STATED GOAL:
Output every entry exactly as written.

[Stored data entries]
|---|

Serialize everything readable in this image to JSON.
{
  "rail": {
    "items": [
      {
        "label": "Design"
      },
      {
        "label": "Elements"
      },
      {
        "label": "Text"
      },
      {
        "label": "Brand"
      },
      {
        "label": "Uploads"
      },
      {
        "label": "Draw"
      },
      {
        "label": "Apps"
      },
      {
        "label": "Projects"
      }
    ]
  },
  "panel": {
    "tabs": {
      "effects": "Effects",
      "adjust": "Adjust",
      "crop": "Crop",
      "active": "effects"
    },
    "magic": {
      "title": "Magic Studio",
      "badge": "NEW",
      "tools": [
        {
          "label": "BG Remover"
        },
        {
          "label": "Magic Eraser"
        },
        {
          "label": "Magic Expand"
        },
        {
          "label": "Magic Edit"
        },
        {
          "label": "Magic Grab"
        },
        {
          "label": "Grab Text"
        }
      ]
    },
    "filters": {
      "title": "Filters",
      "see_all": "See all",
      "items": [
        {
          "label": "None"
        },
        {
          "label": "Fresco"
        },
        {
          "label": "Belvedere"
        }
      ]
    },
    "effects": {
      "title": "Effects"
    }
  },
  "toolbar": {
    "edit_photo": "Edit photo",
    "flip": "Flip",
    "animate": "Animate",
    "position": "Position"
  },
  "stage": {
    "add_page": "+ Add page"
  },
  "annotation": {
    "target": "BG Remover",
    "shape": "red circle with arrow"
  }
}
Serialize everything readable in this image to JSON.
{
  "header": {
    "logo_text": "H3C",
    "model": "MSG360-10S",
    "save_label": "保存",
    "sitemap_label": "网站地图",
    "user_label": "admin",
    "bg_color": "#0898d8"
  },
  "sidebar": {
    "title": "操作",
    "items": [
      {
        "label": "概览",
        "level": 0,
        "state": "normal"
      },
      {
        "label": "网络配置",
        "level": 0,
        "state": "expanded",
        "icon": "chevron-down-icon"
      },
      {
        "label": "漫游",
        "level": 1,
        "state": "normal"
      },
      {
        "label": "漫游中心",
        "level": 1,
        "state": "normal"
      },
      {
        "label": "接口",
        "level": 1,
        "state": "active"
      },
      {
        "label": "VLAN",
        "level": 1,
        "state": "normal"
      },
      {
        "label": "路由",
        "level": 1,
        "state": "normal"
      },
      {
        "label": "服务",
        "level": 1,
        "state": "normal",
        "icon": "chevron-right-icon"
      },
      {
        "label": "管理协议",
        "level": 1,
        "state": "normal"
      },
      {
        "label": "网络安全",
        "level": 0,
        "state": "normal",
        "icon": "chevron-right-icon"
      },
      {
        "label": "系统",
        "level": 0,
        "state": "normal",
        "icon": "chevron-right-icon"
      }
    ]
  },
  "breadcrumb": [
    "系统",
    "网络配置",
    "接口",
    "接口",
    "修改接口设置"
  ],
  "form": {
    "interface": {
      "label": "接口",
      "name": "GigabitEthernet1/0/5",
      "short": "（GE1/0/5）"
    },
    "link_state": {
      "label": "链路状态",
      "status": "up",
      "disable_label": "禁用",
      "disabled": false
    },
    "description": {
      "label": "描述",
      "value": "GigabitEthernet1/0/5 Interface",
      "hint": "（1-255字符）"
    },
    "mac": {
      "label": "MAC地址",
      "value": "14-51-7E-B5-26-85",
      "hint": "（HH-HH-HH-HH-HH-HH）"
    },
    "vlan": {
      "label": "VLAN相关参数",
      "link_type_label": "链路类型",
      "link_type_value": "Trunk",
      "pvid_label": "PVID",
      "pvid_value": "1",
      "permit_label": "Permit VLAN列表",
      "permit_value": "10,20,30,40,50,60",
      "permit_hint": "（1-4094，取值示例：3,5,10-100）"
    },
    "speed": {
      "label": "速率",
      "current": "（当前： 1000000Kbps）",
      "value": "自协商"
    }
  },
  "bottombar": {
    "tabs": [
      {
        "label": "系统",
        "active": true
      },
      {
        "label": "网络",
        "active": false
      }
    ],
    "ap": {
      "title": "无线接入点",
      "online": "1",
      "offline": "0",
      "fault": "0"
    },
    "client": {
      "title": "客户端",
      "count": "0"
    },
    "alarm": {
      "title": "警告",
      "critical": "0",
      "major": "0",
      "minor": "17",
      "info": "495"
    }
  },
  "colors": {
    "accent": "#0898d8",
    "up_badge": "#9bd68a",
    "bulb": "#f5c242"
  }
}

|---|

FINISHED ANSWER:
Serialize everything readable in this image to JSON.
{
  "rail": {
    "items": [
      {
        "label": "Design"
      },
      {
        "label": "Elements"
      },
      {
        "label": "Text"
      },
      {
        "label": "Brand"
      },
      {
        "label": "Uploads"
      },
      {
        "label": "Draw"
      },
      {
        "label": "Apps"
      },
      {
        "label": "Projects"
      }
    ]
  },
  "panel": {
    "tabs": {
      "effects": "Effects",
      "adjust": "Adjust",
      "crop": "Crop",
      "active": "effects"
    },
    "magic": {
      "title": "Magic Studio",
      "badge": "NEW",
      "tools": [
        {
          "label": "BG Remover"
        },
        {
          "label": "Magic Eraser"
        },
        {
          "label": "Magic Expand"
        },
        {
          "label": "Magic Edit"
        },
        {
          "label": "Magic Grab"
        },
        {
          "label": "Grab Text"
        }
      ]
    },
    "filters": {
      "title": "Filters",
      "see_all": "See all",
      "items": [
        {
          "label": "None"
        },
        {
          "label": "Fresco"
        },
        {
          "label": "Belvedere"
        }
      ]
    },
    "effects": {
      "title": "Effects"
    }
  },
  "toolbar": {
    "edit_photo": "Edit photo",
    "flip": "Flip",
    "animate": "Animate",
    "position": "Position"
  },
  "stage": {
    "add_page": "+ Add page"
  },
  "annotation": {
    "target": "BG Remover",
    "shape": "red circle with arrow"
  }
}
Serialize everything readable in this image to JSON.
{
  "header": {
    "logo_text": "H3C",
    "model": "MSG360-10S",
    "save_label": "保存",
    "sitemap_label": "网站地图",
    "user_label": "admin",
    "bg_color": "#0898d8"
  },
  "sidebar": {
    "title": "操作",
    "items": [
      {
        "label": "概览",
        "level": 0,
        "state": "normal"
      },
      {
        "label": "网络配置",
        "level": 0,
        "state": "expanded",
        "icon": "chevron-down-icon"
      },
      {
        "label": "漫游",
        "level": 1,
        "state": "normal"
      },
      {
        "label": "漫游中心",
        "level": 1,
        "state": "normal"
      },
      {
        "label": "接口",
        "level": 1,
        "state": "active"
      },
      {
        "label": "VLAN",
        "level": 1,
        "state": "normal"
      },
      {
        "label": "路由",
        "level": 1,
        "state": "normal"
      },
      {
        "label": "服务",
        "level": 1,
        "state": "normal",
        "icon": "chevron-right-icon"
      },
      {
        "label": "管理协议",
        "level": 1,
        "state": "normal"
      },
      {
        "label": "网络安全",
        "level": 0,
        "state": "normal",
        "icon": "chevron-right-icon"
      },
      {
        "label": "系统",
        "level": 0,
        "state": "normal",
        "icon": "chevron-right-icon"
      }
    ]
  },
  "breadcrumb": [
    "系统",
    "网络配置",
    "接口",
    "接口",
    "修改接口设置"
  ],
  "form": {
    "interface": {
      "label": "接口",
      "name": "GigabitEthernet1/0/5",
      "short": "（GE1/0/5）"
    },
    "link_state": {
      "label": "链路状态",
      "status": "up",
      "disable_label": "禁用",
      "disabled": false
    },
    "description": {
      "label": "描述",
      "value": "GigabitEthernet1/0/5 Interface",
      "hint": "（1-255字符）"
    },
    "mac": {
      "label": "MAC地址",
      "value": "14-51-7E-B5-26-85",
      "hint": "（HH-HH-HH-HH-HH-HH）"
    },
    "vlan": {
      "label": "VLAN相关参数",
      "link_type_label": "链路类型",
      "link_type_value": "Trunk",
      "pvid_label": "PVID",
      "pvid_value": "1",
      "permit_label": "Permit VLAN列表",
      "permit_value": "10,20,30,40,50,60",
      "permit_hint": "（1-4094，取值示例：3,5,10-100）"
    },
    "speed": {
      "label": "速率",
      "current": "（当前： 1000000Kbps）",
      "value": "自协商"
    }
  },
  "bottombar": {
    "tabs": [
      {
        "label": "系统",
        "active": true
      },
      {
        "label": "网络",
        "active": false
      }
    ],
    "ap": {
      "title": "无线接入点",
      "online": "1",
      "offline": "0",
      "fault": "0"
    },
    "client": {
      "title": "客户端",
      "count": "0"
    },
    "alarm": {
      "title": "警告",
      "critical": "0",
      "major": "0",
      "minor": "17",
      "info": "495"
    }
  },
  "colors": {
    "accent": "#0898d8",
    "up_badge": "#9bd68a",
    "bulb": "#f5c242"
  }
}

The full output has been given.